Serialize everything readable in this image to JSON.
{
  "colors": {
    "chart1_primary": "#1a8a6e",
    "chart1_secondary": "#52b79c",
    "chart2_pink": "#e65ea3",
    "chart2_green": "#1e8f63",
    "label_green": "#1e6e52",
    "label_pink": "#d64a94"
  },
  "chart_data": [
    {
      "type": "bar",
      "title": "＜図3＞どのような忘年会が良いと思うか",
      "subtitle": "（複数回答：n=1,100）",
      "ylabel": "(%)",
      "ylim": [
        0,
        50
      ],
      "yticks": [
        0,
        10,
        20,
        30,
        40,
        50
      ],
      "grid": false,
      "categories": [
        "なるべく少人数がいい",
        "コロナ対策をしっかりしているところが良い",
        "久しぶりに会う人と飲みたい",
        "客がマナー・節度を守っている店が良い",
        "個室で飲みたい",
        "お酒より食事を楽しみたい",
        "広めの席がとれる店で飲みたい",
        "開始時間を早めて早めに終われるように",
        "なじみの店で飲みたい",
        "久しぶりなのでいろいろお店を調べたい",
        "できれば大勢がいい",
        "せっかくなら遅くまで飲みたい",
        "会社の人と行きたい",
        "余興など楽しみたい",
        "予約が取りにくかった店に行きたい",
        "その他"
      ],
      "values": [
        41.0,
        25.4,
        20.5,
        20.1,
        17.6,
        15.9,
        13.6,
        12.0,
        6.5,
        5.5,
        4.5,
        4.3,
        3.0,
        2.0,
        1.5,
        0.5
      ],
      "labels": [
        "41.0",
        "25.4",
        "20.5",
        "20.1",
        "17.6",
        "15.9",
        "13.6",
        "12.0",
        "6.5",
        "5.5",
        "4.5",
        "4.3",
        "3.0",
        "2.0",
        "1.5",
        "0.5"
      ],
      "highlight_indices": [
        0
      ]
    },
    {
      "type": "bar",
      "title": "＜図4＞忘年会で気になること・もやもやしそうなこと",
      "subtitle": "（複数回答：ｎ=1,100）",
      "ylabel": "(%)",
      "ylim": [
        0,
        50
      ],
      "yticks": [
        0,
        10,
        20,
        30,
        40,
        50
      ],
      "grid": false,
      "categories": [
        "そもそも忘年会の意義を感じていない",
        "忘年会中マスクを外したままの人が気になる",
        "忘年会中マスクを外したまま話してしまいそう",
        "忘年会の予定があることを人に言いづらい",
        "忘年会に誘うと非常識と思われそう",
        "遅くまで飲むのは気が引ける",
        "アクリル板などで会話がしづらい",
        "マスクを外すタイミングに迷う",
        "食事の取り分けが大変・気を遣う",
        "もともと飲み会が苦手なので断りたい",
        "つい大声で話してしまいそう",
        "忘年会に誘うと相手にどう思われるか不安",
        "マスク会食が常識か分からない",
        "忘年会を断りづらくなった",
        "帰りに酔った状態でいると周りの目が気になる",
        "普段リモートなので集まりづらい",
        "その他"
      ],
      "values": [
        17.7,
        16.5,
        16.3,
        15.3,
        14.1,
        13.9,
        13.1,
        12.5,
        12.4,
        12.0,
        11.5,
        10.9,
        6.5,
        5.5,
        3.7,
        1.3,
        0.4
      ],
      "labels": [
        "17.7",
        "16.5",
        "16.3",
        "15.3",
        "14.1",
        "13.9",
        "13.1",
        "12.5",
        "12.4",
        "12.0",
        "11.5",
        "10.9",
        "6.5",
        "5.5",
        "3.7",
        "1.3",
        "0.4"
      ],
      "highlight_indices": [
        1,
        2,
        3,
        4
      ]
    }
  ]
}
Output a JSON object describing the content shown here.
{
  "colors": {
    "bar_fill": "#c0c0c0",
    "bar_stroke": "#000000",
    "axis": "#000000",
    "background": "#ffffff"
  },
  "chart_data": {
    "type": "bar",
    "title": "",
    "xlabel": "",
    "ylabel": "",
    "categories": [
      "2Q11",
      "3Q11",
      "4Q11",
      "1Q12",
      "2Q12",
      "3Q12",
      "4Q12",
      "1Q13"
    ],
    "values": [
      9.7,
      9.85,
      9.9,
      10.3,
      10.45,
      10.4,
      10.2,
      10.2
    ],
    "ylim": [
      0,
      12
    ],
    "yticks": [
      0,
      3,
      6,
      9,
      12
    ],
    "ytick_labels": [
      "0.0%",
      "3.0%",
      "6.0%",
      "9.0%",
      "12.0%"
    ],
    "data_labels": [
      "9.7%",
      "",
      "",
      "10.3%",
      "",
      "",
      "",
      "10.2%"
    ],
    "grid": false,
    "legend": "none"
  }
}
--
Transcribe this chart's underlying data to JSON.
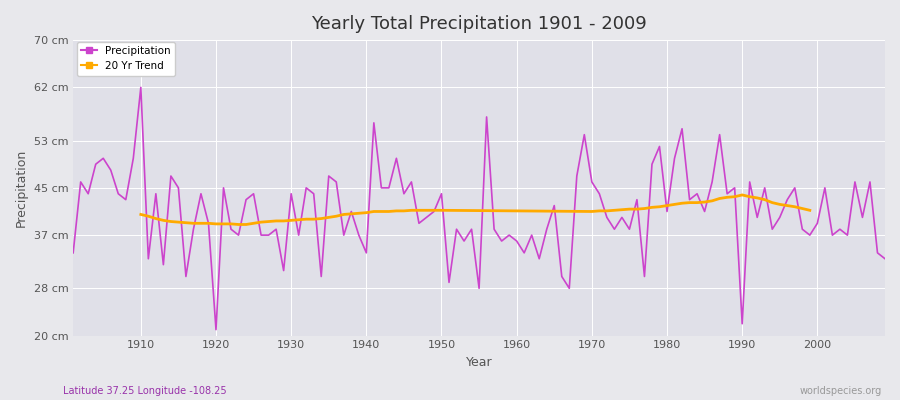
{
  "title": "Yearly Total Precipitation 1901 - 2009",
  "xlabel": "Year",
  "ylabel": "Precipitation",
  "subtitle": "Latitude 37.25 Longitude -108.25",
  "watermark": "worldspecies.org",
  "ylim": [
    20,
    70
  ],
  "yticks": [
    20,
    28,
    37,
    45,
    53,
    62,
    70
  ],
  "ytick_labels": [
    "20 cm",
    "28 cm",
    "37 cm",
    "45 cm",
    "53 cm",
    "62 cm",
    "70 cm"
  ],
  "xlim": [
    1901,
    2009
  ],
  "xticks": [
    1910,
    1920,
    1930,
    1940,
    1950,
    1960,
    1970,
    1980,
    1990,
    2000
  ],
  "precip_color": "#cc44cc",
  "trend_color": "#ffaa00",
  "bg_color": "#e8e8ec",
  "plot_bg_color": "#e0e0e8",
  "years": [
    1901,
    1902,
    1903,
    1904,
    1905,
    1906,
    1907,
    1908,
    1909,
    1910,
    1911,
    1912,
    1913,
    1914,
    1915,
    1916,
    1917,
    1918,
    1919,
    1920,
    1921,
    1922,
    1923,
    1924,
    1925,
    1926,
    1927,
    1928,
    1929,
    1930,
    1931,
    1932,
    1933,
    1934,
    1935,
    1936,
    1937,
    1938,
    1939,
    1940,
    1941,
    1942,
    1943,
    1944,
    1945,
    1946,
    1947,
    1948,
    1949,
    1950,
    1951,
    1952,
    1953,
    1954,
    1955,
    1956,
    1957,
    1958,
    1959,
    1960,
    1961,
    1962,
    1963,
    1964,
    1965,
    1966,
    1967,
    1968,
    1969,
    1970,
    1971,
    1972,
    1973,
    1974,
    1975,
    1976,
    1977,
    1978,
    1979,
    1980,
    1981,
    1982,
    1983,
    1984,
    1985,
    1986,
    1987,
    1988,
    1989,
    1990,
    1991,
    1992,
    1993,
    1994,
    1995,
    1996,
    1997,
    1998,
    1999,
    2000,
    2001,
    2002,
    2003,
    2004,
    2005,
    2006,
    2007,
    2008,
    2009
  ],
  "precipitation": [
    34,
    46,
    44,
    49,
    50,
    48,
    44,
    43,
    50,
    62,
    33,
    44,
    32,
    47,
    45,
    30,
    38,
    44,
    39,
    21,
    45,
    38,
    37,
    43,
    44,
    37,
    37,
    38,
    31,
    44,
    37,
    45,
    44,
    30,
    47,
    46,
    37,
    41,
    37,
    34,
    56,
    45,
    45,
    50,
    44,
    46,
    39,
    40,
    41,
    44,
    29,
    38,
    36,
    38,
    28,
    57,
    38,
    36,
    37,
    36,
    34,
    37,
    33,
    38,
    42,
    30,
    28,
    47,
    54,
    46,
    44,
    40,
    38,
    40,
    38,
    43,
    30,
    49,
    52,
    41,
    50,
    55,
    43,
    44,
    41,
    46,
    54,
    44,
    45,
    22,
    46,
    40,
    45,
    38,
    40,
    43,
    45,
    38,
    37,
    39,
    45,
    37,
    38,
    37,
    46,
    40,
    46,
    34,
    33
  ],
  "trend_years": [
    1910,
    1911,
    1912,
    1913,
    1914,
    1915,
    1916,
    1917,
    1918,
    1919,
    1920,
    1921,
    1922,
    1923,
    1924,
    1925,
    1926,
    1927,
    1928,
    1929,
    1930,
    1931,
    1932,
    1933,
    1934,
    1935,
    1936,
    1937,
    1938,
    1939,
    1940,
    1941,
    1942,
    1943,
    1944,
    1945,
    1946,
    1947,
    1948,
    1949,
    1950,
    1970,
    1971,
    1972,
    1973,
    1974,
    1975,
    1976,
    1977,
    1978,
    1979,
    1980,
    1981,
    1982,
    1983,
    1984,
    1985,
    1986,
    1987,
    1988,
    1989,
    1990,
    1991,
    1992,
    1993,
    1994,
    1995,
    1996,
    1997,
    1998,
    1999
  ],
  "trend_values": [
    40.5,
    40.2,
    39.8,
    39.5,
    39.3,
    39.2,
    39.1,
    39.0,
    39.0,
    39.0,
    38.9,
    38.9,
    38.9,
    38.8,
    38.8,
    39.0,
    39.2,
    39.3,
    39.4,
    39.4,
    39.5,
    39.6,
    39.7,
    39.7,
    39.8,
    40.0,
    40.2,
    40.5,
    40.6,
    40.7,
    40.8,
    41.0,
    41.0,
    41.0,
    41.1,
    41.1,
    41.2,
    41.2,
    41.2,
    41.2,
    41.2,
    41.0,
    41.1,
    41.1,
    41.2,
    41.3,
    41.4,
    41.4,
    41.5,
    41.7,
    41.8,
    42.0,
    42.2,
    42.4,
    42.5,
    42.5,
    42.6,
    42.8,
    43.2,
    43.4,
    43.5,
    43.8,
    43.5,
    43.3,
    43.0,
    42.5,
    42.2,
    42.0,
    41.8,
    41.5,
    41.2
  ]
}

Short task | Search the preceding listing for the word "複数回答" and pull out every line that holds it.

Answer for this exercise |
      "subtitle": "（複数回答：n=1,100）",
      "subtitle": "（複数回答：ｎ=1,100）",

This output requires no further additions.